Stored dataset items
──────

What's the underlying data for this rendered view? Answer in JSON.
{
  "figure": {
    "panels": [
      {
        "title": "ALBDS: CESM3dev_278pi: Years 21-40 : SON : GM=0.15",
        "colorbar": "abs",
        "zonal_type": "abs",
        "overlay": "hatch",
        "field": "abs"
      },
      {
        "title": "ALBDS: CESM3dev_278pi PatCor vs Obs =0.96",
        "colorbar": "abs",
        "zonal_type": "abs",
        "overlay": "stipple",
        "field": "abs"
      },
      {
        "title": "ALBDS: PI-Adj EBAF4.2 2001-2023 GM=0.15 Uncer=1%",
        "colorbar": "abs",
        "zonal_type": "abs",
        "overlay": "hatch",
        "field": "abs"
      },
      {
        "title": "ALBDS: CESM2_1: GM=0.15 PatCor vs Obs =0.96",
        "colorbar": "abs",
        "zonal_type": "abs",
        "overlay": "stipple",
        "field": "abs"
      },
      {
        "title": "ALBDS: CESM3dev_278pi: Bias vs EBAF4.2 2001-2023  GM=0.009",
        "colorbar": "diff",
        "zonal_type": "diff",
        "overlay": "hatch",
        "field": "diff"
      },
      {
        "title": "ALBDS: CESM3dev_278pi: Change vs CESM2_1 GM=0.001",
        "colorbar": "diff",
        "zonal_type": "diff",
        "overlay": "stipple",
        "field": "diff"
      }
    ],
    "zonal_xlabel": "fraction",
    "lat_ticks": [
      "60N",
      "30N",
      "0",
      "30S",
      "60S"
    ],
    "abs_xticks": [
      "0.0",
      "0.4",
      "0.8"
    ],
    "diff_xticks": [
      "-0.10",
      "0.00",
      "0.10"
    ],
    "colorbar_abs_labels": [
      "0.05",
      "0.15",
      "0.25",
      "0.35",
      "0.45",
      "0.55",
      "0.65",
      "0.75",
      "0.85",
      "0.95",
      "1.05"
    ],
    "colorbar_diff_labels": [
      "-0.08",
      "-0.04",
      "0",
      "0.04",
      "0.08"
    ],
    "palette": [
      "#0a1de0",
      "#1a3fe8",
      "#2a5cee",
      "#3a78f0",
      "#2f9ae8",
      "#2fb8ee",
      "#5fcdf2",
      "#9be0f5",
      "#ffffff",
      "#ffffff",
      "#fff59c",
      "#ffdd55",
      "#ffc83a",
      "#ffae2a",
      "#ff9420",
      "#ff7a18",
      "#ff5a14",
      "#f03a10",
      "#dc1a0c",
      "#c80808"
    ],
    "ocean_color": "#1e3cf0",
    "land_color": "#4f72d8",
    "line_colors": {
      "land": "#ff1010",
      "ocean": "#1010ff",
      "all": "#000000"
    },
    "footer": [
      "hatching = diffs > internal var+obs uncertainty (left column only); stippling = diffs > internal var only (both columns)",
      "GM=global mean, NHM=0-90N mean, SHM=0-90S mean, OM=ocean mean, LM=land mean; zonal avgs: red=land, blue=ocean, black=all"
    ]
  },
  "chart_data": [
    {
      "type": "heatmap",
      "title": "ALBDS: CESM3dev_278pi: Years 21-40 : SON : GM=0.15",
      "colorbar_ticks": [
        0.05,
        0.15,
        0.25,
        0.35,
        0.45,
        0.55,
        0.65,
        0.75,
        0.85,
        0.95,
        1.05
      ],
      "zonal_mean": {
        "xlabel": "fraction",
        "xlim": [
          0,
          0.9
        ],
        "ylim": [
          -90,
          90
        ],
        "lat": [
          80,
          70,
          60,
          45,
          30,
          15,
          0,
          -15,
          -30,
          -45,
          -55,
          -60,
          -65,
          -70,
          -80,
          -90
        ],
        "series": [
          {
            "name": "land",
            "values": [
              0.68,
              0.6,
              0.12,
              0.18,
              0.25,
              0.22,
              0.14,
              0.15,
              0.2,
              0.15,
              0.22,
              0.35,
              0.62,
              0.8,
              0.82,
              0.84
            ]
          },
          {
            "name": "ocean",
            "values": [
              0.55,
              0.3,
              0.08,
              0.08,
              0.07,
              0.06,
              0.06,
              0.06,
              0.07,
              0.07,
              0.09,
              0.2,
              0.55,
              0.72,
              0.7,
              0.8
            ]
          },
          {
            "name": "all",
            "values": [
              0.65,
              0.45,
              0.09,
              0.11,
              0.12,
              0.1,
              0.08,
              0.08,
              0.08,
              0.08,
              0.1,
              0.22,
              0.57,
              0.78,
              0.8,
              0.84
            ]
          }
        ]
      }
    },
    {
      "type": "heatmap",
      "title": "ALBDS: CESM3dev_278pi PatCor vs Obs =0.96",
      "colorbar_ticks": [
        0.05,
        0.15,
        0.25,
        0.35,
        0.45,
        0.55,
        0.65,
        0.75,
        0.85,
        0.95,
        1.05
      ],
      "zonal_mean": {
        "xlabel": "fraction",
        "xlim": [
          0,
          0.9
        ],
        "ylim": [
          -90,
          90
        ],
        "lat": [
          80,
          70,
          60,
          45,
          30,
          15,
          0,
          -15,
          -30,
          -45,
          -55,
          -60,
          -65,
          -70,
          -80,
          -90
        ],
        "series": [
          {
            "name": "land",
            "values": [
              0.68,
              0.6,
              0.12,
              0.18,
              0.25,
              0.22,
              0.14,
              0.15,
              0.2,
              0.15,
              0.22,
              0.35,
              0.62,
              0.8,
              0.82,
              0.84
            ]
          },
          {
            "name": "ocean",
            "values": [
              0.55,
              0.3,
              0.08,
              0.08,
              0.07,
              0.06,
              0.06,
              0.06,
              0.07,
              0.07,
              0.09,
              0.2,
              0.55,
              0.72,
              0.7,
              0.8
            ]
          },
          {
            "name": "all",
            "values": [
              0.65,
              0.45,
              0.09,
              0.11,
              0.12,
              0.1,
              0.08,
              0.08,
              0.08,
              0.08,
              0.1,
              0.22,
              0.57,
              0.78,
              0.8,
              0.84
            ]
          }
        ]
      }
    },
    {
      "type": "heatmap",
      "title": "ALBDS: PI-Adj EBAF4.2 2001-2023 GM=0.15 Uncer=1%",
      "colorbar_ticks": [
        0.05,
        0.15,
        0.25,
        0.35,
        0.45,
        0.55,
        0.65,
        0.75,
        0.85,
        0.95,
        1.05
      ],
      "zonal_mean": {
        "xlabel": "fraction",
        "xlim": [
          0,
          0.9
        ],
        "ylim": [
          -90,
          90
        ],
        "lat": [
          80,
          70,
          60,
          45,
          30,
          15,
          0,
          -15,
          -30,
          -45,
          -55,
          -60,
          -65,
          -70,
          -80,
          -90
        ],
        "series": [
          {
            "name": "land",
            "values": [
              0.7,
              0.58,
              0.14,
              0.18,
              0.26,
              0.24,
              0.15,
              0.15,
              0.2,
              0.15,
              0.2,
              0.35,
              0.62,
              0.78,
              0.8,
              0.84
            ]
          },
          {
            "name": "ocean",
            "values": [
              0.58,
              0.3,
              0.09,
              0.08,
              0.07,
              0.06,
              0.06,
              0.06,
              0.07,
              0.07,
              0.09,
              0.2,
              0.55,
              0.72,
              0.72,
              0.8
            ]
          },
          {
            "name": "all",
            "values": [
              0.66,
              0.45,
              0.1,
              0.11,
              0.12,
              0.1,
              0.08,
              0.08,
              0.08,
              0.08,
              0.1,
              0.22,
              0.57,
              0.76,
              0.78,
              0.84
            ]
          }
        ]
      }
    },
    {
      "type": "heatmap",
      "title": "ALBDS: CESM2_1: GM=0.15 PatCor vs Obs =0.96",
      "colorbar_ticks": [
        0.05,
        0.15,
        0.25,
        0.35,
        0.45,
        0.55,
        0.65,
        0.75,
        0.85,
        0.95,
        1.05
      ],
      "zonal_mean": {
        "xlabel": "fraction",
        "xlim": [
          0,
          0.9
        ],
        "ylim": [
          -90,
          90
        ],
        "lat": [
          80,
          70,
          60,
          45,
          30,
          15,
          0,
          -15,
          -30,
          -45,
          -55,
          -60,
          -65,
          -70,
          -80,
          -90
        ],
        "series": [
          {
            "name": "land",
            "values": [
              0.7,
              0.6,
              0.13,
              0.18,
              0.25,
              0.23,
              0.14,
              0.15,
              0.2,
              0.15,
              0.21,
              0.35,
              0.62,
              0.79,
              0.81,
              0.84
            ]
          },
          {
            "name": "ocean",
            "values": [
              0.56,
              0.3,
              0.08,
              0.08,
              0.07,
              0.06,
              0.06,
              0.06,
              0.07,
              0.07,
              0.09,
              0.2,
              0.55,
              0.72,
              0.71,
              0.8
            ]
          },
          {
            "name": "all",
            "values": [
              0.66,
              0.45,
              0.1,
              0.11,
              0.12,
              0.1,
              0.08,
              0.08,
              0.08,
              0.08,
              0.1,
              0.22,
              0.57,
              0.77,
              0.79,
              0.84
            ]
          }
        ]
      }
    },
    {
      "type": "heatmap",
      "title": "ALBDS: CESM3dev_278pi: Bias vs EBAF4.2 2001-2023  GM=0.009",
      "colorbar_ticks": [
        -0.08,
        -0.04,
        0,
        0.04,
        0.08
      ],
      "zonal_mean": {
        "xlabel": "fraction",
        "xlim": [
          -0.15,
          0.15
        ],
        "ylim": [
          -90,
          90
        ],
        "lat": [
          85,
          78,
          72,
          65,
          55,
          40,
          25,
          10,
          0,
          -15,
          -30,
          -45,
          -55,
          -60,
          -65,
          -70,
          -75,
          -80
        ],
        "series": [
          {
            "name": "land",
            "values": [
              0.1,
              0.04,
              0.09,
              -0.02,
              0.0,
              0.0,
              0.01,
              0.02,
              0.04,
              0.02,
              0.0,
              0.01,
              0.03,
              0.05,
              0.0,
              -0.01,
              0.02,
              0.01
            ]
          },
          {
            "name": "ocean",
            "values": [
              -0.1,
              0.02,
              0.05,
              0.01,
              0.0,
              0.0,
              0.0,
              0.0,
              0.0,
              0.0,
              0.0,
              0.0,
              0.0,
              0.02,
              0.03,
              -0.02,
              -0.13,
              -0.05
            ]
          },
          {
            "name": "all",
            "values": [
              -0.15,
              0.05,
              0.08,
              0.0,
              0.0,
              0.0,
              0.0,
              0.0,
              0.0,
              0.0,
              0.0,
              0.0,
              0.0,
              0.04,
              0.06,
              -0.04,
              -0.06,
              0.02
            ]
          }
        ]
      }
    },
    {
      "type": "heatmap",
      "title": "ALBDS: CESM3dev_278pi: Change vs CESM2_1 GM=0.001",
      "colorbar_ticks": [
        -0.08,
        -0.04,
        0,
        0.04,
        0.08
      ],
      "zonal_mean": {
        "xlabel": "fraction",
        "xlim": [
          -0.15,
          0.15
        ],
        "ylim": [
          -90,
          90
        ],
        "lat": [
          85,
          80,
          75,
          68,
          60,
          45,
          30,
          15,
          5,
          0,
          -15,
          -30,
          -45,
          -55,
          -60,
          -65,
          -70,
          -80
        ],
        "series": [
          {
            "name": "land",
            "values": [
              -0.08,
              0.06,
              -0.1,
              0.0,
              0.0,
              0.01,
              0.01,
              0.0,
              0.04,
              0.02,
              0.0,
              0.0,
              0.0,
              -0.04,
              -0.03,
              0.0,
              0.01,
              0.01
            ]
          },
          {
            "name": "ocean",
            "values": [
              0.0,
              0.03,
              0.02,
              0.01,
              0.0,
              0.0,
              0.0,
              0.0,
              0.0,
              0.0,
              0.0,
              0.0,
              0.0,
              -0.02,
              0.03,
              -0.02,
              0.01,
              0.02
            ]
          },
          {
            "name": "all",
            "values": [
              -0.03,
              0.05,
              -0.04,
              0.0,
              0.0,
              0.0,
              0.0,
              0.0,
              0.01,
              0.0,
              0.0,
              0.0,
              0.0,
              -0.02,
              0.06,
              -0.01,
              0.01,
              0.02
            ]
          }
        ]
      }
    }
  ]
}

──────

WRITTEN REQUEST »
Give solely the number of lines in the data that contain the string "PatCor".

FULL RESPONSE »
4